### Task details
Extract each line of the data below exactly as written.

[Saved entries]
···
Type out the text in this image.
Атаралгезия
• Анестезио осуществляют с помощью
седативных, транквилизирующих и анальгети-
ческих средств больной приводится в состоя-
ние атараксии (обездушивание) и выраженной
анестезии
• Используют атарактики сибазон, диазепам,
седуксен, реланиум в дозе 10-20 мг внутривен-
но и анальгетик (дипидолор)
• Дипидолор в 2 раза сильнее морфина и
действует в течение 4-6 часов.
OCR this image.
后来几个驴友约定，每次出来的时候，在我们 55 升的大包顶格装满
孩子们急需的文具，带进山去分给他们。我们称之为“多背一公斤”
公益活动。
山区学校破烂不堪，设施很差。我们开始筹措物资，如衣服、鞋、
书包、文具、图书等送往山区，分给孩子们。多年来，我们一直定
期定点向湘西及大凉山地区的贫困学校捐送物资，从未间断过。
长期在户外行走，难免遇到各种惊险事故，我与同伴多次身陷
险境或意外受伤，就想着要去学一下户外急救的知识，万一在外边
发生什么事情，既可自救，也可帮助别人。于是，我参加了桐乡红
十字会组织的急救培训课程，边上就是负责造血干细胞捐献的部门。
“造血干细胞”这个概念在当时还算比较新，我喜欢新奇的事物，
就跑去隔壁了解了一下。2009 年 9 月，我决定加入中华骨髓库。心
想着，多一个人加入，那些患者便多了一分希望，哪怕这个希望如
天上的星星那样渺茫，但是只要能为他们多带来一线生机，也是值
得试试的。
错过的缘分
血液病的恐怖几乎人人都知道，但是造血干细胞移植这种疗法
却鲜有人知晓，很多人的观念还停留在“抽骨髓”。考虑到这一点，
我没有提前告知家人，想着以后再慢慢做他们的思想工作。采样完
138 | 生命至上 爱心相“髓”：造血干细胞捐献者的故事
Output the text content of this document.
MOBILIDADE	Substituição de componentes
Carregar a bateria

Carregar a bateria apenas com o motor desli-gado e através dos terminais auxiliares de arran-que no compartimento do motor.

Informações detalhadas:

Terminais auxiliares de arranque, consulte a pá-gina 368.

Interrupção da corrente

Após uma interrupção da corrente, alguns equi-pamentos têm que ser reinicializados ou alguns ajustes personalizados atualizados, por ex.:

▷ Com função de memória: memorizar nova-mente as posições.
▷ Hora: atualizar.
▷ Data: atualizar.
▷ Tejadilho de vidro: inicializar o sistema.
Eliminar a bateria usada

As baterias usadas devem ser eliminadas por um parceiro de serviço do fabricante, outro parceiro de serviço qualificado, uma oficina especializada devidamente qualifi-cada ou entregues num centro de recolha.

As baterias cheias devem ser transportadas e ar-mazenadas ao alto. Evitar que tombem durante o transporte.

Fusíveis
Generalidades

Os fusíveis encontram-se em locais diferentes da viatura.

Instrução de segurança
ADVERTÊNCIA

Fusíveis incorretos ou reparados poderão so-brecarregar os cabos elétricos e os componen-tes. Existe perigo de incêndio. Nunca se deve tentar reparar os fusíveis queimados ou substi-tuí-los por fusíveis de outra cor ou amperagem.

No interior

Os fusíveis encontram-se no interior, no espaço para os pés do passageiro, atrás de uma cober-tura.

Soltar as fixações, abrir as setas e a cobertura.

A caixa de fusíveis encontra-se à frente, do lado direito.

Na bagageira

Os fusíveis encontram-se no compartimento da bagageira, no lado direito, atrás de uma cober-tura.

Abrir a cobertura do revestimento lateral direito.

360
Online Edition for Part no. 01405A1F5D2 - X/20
···
### Task answer
Type out the text in this image.
Атаралгезия
• Анестезио осуществляют с помощью
седативных, транквилизирующих и анальгети-
ческих средств больной приводится в состоя-
ние атараксии (обездушивание) и выраженной
анестезии
• Используют атарактики сибазон, диазепам,
седуксен, реланиум в дозе 10-20 мг внутривен-
но и анальгетик (дипидолор)
• Дипидолор в 2 раза сильнее морфина и
действует в течение 4-6 часов.
OCR this image.
后来几个驴友约定，每次出来的时候，在我们 55 升的大包顶格装满
孩子们急需的文具，带进山去分给他们。我们称之为“多背一公斤”
公益活动。
山区学校破烂不堪，设施很差。我们开始筹措物资，如衣服、鞋、
书包、文具、图书等送往山区，分给孩子们。多年来，我们一直定
期定点向湘西及大凉山地区的贫困学校捐送物资，从未间断过。
长期在户外行走，难免遇到各种惊险事故，我与同伴多次身陷
险境或意外受伤，就想着要去学一下户外急救的知识，万一在外边
发生什么事情，既可自救，也可帮助别人。于是，我参加了桐乡红
十字会组织的急救培训课程，边上就是负责造血干细胞捐献的部门。
“造血干细胞”这个概念在当时还算比较新，我喜欢新奇的事物，
就跑去隔壁了解了一下。2009 年 9 月，我决定加入中华骨髓库。心
想着，多一个人加入，那些患者便多了一分希望，哪怕这个希望如
天上的星星那样渺茫，但是只要能为他们多带来一线生机，也是值
得试试的。
错过的缘分
血液病的恐怖几乎人人都知道，但是造血干细胞移植这种疗法
却鲜有人知晓，很多人的观念还停留在“抽骨髓”。考虑到这一点，
我没有提前告知家人，想着以后再慢慢做他们的思想工作。采样完
138 | 生命至上 爱心相“髓”：造血干细胞捐献者的故事
Output the text content of this document.
MOBILIDADE	Substituição de componentes
Carregar a bateria

Carregar a bateria apenas com o motor desli-gado e através dos terminais auxiliares de arran-que no compartimento do motor.

Informações detalhadas:

Terminais auxiliares de arranque, consulte a pá-gina 368.

Interrupção da corrente

Após uma interrupção da corrente, alguns equi-pamentos têm que ser reinicializados ou alguns ajustes personalizados atualizados, por ex.:

▷ Com função de memória: memorizar nova-mente as posições.
▷ Hora: atualizar.
▷ Data: atualizar.
▷ Tejadilho de vidro: inicializar o sistema.
Eliminar a bateria usada

As baterias usadas devem ser eliminadas por um parceiro de serviço do fabricante, outro parceiro de serviço qualificado, uma oficina especializada devidamente qualifi-cada ou entregues num centro de recolha.

As baterias cheias devem ser transportadas e ar-mazenadas ao alto. Evitar que tombem durante o transporte.

Fusíveis
Generalidades

Os fusíveis encontram-se em locais diferentes da viatura.

Instrução de segurança
ADVERTÊNCIA

Fusíveis incorretos ou reparados poderão so-brecarregar os cabos elétricos e os componen-tes. Existe perigo de incêndio. Nunca se deve tentar reparar os fusíveis queimados ou substi-tuí-los por fusíveis de outra cor ou amperagem.

No interior

Os fusíveis encontram-se no interior, no espaço para os pés do passageiro, atrás de uma cober-tura.

Soltar as fixações, abrir as setas e a cobertura.

A caixa de fusíveis encontra-se à frente, do lado direito.

Na bagageira

Os fusíveis encontram-se no compartimento da bagageira, no lado direito, atrás de uma cober-tura.

Abrir a cobertura do revestimento lateral direito.

360
Online Edition for Part no. 01405A1F5D2 - X/20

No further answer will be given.